Stored data ::
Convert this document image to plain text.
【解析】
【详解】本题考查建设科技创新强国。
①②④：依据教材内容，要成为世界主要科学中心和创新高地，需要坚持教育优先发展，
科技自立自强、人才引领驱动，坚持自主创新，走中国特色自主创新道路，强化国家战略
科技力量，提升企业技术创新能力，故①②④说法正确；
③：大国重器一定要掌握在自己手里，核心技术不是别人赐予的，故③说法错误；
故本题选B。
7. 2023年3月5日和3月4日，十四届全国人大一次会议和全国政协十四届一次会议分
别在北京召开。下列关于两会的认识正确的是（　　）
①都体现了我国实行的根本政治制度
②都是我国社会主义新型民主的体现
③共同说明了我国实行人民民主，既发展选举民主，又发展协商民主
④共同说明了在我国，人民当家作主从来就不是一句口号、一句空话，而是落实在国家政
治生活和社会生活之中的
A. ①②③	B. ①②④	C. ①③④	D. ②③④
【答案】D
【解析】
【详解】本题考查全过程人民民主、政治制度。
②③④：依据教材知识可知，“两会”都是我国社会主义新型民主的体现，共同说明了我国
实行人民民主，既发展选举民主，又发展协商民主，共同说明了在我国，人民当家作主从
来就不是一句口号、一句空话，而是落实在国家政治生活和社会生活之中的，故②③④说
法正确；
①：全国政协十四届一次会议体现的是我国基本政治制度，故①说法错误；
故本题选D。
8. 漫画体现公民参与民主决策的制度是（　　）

Set problem :: Every record above needs to be repeated word for word.

Output of the exercise ::
Convert this document image to plain text.
【解析】
【详解】本题考查建设科技创新强国。
①②④：依据教材内容，要成为世界主要科学中心和创新高地，需要坚持教育优先发展，
科技自立自强、人才引领驱动，坚持自主创新，走中国特色自主创新道路，强化国家战略
科技力量，提升企业技术创新能力，故①②④说法正确；
③：大国重器一定要掌握在自己手里，核心技术不是别人赐予的，故③说法错误；
故本题选B。
7. 2023年3月5日和3月4日，十四届全国人大一次会议和全国政协十四届一次会议分
别在北京召开。下列关于两会的认识正确的是（　　）
①都体现了我国实行的根本政治制度
②都是我国社会主义新型民主的体现
③共同说明了我国实行人民民主，既发展选举民主，又发展协商民主
④共同说明了在我国，人民当家作主从来就不是一句口号、一句空话，而是落实在国家政
治生活和社会生活之中的
A. ①②③	B. ①②④	C. ①③④	D. ②③④
【答案】D
【解析】
【详解】本题考查全过程人民民主、政治制度。
②③④：依据教材知识可知，“两会”都是我国社会主义新型民主的体现，共同说明了我国
实行人民民主，既发展选举民主，又发展协商民主，共同说明了在我国，人民当家作主从
来就不是一句口号、一句空话，而是落实在国家政治生活和社会生活之中的，故②③④说
法正确；
①：全国政协十四届一次会议体现的是我国基本政治制度，故①说法错误；
故本题选D。
8. 漫画体现公民参与民主决策的制度是（　　）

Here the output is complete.